[Recorded data]
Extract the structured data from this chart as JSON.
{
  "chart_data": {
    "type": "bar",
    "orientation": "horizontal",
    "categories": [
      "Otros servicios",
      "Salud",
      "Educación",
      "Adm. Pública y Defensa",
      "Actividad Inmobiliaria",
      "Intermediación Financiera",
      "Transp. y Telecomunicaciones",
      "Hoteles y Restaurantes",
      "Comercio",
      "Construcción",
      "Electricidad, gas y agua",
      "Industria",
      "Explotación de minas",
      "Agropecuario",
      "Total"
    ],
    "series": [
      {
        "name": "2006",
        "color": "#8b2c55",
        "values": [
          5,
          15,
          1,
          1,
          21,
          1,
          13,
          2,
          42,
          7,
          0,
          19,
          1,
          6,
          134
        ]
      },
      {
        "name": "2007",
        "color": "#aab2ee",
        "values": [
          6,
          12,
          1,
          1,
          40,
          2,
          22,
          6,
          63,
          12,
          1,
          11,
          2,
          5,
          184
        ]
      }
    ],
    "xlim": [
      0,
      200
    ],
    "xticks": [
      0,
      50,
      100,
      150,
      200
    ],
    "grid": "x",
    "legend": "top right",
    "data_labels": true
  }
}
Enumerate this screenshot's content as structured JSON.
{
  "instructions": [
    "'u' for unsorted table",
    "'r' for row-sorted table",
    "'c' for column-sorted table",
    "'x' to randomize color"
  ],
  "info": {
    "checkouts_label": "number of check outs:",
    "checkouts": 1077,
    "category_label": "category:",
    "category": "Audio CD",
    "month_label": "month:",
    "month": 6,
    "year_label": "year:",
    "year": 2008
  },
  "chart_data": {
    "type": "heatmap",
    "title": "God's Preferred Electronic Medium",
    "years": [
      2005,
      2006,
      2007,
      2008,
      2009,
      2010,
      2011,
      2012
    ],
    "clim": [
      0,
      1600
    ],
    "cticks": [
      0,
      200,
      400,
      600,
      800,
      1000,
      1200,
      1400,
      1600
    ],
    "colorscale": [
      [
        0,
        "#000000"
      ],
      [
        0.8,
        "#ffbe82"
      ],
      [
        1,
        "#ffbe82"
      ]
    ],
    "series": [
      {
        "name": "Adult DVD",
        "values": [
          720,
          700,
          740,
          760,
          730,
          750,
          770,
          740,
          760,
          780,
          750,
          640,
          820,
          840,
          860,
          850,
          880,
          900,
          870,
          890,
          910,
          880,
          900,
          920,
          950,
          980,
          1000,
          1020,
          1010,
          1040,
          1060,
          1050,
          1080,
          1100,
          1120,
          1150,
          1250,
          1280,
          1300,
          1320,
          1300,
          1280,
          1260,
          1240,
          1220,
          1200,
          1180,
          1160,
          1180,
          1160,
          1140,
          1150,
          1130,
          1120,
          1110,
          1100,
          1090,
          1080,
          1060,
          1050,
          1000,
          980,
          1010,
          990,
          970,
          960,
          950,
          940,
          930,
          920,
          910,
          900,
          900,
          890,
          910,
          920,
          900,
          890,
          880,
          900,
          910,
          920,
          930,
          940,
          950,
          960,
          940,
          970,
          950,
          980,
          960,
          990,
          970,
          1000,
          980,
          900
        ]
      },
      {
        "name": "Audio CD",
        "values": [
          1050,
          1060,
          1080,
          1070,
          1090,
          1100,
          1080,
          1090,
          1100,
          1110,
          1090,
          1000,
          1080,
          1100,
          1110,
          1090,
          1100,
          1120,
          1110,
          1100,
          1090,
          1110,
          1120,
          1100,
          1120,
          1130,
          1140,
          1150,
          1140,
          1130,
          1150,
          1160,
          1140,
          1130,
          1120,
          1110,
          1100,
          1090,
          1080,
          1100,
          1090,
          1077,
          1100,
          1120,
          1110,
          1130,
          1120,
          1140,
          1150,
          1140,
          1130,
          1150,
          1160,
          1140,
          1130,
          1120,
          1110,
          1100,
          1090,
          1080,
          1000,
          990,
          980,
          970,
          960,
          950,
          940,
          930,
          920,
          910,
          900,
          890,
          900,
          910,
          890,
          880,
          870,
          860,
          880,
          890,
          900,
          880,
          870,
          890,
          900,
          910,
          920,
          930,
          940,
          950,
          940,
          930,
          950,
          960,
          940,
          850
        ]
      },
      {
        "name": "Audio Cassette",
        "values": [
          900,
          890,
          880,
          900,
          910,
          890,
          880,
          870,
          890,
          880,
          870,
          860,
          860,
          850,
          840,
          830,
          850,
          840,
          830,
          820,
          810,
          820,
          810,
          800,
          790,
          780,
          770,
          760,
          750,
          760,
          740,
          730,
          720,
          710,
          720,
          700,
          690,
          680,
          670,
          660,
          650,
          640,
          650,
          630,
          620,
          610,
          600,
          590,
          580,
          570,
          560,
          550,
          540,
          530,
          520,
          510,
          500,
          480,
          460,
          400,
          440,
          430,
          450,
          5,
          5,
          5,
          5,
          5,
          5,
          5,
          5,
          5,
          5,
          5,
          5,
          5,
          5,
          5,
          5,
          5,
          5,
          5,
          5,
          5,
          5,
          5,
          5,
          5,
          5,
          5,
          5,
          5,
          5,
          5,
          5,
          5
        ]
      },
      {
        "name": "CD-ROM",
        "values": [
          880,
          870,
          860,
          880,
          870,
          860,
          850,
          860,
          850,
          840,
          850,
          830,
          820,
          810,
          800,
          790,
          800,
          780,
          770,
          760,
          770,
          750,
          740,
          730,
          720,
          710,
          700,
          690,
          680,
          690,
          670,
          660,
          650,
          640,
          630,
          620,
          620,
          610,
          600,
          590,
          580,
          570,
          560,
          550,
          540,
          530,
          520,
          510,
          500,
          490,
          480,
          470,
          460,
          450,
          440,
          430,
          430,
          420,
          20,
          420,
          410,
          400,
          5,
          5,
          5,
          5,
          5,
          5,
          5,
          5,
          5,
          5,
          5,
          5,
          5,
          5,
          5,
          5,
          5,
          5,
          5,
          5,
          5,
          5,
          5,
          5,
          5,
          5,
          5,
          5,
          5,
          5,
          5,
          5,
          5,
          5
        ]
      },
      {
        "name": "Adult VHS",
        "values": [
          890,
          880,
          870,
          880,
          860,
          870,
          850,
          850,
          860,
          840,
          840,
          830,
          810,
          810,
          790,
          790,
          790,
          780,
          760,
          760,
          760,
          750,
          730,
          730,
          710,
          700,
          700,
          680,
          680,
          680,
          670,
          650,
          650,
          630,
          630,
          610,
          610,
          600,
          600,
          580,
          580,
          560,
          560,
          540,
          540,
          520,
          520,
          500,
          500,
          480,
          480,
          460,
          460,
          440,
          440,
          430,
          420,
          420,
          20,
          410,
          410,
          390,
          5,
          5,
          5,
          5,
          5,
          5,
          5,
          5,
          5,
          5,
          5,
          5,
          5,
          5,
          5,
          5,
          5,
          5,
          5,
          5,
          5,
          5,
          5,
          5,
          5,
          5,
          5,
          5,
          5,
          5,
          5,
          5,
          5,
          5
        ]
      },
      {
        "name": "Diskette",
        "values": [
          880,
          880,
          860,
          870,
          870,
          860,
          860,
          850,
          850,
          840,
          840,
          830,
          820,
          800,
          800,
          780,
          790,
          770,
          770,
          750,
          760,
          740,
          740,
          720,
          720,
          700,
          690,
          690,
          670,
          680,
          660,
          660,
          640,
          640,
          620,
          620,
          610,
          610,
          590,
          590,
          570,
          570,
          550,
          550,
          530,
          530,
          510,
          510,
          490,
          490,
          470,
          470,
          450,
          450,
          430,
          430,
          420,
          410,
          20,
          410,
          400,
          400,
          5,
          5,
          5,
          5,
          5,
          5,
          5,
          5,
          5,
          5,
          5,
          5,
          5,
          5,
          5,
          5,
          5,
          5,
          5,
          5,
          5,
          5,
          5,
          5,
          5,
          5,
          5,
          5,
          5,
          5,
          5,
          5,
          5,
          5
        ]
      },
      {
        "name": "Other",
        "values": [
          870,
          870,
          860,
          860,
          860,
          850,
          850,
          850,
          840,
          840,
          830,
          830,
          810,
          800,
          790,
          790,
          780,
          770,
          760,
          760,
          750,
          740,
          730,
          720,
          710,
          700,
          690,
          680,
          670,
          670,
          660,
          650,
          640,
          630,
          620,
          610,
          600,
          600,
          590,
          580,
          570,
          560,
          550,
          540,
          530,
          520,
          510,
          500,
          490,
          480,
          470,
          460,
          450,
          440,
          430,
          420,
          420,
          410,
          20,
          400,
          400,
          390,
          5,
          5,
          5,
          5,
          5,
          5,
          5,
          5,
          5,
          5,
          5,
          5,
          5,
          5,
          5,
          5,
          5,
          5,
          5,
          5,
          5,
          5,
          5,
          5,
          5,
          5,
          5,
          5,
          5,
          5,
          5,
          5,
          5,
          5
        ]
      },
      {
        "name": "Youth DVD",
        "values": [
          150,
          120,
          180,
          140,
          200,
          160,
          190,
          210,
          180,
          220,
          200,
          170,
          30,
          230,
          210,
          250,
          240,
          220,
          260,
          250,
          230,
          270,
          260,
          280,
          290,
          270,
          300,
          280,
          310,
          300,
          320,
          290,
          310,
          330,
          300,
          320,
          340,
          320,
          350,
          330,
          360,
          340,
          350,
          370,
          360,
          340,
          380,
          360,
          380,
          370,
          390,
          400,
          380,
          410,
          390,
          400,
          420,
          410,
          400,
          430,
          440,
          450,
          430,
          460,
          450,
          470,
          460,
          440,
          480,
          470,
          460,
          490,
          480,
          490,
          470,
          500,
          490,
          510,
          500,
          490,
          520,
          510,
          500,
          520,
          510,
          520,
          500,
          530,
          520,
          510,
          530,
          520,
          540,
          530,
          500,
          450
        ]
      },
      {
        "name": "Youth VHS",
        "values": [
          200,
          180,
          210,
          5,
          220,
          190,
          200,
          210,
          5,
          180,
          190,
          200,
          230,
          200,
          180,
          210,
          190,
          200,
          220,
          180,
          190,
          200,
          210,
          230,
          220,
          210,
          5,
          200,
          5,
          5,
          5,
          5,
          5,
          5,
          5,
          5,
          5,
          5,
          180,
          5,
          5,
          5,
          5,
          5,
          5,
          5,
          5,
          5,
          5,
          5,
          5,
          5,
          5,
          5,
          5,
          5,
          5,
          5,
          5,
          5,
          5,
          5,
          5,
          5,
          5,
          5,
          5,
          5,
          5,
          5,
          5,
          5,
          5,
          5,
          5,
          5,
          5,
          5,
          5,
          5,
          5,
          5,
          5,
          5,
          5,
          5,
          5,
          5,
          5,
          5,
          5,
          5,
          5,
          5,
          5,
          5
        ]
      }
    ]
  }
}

> **WHAT IS REQUIRED**:
Count each line with "structured" in it and report that figure by itself.

> **COMPLETED TASK**:
2